▸ WORK INSTRUCTIONS
Check each line of the listing below for the string "activity", and copy the ones that have it.

▸ DATA SUPPLIED
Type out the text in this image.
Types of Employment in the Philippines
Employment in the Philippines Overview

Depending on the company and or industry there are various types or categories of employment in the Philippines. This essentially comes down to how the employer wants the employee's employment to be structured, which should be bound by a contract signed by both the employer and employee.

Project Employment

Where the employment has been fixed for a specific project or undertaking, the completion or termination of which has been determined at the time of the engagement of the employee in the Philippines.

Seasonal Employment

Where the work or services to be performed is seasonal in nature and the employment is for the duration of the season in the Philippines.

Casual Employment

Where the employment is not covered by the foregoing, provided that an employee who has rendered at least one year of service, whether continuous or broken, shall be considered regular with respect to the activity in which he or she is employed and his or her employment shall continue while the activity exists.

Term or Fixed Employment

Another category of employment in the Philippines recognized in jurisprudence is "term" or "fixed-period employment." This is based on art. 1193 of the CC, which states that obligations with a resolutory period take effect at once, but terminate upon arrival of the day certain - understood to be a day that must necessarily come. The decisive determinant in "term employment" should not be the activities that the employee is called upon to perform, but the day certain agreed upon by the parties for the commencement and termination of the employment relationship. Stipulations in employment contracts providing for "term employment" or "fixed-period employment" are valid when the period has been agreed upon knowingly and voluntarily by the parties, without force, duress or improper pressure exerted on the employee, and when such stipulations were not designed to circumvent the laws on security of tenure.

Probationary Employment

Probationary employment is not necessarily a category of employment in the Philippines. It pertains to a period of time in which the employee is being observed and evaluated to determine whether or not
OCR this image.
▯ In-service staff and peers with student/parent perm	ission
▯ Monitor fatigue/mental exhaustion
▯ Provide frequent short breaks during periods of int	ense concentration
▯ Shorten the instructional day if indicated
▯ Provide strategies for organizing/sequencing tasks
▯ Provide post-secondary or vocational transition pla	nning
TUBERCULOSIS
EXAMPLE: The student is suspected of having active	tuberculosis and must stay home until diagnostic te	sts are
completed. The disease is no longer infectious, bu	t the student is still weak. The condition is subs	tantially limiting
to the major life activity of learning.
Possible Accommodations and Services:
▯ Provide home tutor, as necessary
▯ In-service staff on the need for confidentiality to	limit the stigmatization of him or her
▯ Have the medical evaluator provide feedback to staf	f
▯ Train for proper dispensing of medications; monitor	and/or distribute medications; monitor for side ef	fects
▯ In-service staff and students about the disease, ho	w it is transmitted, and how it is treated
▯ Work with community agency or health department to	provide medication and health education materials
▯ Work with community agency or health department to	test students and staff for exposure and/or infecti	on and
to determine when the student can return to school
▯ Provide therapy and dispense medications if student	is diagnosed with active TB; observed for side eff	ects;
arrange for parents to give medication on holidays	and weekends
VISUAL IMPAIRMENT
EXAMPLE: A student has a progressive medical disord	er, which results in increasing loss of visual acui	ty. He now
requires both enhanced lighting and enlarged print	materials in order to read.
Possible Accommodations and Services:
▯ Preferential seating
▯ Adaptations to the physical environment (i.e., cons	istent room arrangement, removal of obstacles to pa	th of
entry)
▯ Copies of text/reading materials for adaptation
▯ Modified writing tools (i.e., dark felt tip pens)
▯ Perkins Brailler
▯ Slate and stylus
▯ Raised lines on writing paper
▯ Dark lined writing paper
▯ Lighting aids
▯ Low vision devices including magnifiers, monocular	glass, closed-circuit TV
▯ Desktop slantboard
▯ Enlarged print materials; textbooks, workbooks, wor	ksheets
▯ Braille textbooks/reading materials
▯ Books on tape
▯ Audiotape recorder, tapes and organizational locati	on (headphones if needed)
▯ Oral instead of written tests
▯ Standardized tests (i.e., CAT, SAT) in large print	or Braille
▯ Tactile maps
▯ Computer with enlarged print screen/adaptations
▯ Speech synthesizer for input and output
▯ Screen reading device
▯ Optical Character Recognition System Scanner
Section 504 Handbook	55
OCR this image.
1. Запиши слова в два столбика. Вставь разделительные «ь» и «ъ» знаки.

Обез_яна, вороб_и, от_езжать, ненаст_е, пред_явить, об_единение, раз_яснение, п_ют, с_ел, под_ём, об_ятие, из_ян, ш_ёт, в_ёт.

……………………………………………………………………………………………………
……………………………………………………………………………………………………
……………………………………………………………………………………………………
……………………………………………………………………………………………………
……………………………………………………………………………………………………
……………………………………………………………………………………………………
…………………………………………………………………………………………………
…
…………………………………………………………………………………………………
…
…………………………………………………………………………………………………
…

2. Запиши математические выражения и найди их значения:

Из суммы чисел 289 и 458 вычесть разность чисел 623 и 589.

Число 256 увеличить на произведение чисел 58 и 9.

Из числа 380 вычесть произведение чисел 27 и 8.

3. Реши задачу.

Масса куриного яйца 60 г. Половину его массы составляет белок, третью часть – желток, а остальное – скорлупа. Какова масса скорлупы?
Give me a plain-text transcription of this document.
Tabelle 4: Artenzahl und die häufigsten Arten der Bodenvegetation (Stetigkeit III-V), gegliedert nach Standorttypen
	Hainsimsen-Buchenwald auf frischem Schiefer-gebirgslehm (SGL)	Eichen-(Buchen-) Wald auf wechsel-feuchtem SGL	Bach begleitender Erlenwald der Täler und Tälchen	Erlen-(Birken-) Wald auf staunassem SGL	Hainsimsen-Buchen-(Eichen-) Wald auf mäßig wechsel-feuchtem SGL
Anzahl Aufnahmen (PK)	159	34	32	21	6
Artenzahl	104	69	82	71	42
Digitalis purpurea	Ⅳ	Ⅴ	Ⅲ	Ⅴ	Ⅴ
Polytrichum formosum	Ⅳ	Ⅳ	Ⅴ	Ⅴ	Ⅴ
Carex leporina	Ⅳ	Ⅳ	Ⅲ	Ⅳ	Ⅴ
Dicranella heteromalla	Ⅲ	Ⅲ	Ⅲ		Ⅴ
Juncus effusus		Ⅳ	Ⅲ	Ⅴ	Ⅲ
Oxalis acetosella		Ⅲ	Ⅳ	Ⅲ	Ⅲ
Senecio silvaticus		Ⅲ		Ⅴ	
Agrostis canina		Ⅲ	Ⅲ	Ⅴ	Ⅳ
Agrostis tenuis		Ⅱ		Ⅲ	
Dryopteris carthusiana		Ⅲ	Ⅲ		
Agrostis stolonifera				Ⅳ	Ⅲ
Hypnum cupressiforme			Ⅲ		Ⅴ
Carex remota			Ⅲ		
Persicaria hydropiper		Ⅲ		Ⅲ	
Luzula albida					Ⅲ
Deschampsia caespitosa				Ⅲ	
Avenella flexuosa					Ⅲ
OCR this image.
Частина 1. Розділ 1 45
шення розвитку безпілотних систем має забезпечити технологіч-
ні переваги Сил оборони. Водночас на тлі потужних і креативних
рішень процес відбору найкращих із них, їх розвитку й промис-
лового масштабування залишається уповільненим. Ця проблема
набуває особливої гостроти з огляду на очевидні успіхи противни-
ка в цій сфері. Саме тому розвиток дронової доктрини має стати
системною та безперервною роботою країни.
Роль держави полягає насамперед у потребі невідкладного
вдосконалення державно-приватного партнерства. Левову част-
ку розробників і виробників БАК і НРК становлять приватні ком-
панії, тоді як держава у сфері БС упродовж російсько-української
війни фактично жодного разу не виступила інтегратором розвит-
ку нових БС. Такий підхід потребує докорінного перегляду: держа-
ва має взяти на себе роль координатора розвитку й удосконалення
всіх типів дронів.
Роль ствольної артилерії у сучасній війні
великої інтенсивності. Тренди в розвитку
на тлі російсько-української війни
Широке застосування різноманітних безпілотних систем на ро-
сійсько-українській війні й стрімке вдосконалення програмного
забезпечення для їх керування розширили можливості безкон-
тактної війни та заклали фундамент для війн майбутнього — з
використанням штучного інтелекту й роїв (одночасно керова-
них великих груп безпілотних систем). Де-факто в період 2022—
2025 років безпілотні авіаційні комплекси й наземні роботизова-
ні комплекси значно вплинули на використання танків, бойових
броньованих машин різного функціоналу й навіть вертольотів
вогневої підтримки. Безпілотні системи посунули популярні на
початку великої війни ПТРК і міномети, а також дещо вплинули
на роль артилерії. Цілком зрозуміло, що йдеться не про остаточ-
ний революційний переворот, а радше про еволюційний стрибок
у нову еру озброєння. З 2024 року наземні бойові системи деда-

▸ THE RESULT
Where the employment is not covered by the foregoing, provided that an employee who has rendered at least one year of service, whether continuous or broken, shall be considered regular with respect to the activity in which he or she is employed and his or her employment shall continue while the activity exists.
to the major life activity of learning.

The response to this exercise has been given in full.